Exercise material:
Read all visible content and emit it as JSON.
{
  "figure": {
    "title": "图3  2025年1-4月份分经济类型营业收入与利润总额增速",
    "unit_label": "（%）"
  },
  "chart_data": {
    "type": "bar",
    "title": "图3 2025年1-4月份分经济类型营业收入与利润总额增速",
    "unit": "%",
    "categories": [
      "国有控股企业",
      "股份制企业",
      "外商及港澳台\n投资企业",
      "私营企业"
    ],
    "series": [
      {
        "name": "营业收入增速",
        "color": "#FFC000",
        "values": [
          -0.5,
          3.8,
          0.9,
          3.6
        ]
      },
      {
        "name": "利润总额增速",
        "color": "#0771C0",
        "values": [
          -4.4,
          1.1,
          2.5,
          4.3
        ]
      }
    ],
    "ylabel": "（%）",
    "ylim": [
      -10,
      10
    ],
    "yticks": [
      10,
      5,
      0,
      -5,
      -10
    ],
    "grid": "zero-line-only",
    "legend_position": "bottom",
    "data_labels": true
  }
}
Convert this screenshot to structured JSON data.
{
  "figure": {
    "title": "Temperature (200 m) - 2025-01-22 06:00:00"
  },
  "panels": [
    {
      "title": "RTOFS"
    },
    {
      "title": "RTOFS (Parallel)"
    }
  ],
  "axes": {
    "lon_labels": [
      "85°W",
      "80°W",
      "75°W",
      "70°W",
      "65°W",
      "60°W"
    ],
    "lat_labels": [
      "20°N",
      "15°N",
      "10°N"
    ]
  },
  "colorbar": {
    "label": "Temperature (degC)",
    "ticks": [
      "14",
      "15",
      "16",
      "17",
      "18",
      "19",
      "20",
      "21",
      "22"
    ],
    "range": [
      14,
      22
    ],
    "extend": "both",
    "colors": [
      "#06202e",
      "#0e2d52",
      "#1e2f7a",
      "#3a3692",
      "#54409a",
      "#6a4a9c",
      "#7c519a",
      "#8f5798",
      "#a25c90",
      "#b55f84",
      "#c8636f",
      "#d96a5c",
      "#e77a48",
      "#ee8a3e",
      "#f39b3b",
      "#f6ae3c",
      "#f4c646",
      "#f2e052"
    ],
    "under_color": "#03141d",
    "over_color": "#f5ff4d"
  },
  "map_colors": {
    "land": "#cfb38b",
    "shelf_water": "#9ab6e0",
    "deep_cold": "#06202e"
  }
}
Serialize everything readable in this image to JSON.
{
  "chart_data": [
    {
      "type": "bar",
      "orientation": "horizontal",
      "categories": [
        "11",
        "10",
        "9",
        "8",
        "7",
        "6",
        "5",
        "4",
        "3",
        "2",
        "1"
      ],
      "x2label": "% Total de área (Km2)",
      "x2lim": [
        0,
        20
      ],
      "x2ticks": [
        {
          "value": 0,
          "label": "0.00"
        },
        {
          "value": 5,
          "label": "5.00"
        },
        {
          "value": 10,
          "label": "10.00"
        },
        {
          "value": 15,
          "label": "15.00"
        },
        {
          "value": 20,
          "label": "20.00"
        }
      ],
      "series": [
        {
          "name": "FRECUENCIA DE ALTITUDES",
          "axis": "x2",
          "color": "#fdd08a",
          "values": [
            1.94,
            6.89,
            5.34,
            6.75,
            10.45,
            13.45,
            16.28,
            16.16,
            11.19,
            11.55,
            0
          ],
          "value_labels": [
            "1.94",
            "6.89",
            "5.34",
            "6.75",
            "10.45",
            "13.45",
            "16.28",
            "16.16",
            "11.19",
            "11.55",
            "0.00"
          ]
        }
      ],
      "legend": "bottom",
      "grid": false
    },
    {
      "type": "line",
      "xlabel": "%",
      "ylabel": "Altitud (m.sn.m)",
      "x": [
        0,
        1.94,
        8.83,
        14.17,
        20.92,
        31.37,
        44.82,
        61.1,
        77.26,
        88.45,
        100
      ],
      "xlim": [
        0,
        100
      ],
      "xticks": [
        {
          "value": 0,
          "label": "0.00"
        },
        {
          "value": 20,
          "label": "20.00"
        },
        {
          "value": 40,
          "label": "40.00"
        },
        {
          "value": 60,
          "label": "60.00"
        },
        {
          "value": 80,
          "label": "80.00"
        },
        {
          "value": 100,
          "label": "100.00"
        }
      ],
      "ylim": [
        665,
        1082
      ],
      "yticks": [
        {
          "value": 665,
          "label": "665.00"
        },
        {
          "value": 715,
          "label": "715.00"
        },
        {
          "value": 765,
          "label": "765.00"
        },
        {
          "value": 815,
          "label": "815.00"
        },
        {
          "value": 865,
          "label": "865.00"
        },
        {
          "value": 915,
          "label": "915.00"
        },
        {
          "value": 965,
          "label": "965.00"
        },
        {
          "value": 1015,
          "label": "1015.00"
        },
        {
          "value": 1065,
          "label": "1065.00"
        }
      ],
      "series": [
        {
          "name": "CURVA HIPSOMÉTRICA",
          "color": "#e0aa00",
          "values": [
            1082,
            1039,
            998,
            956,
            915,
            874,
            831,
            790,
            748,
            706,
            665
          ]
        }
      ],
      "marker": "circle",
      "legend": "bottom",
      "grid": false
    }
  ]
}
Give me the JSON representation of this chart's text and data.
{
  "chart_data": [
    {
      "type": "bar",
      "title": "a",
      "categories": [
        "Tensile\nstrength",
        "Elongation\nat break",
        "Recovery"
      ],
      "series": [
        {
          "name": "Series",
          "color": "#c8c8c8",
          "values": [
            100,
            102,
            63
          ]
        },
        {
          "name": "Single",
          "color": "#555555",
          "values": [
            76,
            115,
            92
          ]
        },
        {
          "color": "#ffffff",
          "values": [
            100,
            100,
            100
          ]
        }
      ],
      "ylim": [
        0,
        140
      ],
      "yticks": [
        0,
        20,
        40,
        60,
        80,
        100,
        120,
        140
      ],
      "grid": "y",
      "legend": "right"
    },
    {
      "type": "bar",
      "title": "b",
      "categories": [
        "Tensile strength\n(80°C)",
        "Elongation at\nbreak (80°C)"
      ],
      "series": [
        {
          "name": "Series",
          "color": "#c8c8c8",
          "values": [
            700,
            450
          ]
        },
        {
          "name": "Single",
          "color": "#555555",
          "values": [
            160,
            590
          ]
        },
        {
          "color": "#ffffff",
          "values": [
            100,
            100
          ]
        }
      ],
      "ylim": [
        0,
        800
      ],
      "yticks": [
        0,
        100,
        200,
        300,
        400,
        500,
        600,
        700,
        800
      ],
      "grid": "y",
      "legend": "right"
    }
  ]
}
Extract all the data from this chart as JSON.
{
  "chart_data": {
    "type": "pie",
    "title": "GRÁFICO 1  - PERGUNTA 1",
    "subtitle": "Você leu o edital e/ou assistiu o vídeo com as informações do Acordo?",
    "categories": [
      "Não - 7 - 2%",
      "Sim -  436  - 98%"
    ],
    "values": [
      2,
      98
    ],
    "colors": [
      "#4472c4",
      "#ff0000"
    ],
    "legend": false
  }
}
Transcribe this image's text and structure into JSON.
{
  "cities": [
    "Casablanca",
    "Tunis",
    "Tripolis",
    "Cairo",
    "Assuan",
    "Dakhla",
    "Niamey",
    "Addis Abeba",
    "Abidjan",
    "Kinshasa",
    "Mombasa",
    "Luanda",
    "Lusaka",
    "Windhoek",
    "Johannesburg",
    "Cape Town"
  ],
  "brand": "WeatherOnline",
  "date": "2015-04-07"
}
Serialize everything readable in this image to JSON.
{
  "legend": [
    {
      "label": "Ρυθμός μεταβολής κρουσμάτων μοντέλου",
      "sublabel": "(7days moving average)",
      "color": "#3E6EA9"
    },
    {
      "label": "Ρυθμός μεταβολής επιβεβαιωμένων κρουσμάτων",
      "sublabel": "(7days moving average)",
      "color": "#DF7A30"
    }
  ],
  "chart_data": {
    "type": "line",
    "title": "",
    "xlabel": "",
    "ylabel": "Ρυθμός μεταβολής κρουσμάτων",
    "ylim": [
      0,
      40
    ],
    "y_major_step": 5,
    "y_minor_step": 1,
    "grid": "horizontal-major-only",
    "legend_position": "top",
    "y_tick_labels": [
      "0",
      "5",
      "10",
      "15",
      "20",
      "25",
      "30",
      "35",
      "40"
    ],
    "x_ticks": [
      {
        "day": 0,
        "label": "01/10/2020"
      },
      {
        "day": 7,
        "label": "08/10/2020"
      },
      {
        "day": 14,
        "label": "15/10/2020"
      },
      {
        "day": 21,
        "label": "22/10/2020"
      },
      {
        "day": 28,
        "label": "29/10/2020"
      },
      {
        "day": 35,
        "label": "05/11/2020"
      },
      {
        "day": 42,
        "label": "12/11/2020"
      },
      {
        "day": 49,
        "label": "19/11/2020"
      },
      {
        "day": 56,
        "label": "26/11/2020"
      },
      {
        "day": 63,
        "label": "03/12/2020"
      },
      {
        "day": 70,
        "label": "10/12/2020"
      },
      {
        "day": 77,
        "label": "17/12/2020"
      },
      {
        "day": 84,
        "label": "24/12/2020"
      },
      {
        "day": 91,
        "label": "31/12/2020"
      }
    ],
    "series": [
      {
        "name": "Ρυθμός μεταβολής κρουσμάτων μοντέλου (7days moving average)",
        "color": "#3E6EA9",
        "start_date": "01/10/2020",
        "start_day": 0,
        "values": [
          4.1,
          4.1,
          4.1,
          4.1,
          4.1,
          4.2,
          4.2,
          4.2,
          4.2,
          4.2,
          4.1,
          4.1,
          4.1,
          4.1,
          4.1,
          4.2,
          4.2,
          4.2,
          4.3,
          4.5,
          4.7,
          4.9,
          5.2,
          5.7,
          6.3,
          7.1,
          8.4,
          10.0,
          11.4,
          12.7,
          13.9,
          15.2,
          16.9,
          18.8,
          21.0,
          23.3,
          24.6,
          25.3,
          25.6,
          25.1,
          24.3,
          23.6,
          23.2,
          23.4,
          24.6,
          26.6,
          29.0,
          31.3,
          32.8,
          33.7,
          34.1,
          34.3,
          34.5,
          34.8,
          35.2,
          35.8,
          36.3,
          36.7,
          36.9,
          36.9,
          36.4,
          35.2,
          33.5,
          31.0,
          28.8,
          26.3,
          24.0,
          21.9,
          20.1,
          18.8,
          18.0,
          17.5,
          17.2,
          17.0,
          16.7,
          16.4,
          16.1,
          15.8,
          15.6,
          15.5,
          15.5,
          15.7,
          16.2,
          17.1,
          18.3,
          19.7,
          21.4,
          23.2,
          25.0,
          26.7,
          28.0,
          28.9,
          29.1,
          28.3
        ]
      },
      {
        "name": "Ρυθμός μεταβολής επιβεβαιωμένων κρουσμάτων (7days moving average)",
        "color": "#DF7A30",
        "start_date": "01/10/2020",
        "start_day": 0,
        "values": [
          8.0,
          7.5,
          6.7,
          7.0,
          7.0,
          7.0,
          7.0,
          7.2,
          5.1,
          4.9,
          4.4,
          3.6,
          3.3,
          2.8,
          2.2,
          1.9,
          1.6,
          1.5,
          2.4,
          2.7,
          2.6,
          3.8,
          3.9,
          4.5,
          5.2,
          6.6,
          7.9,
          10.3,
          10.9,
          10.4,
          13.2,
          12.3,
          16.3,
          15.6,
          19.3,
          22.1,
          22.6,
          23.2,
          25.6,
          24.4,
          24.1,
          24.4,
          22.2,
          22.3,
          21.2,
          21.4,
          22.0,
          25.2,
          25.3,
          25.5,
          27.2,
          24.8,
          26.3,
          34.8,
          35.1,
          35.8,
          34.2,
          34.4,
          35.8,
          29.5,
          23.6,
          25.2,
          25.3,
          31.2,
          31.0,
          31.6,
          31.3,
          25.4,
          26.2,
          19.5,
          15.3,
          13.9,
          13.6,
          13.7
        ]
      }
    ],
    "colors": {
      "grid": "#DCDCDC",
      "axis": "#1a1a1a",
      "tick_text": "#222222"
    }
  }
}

Objective: Search the records for the word "μεταβολής", then list every line that has it.

Written response:
      "label": "Ρυθμός μεταβολής κρουσμάτων μοντέλου",
      "label": "Ρυθμός μεταβολής επιβεβαιωμένων κρουσμάτων",
    "ylabel": "Ρυθμός μεταβολής κρουσμάτων",
        "name": "Ρυθμός μεταβολής κρουσμάτων μοντέλου (7days moving average)",
        "name": "Ρυθμός μεταβολής επιβεβαιωμένων κρουσμάτων (7days moving average)",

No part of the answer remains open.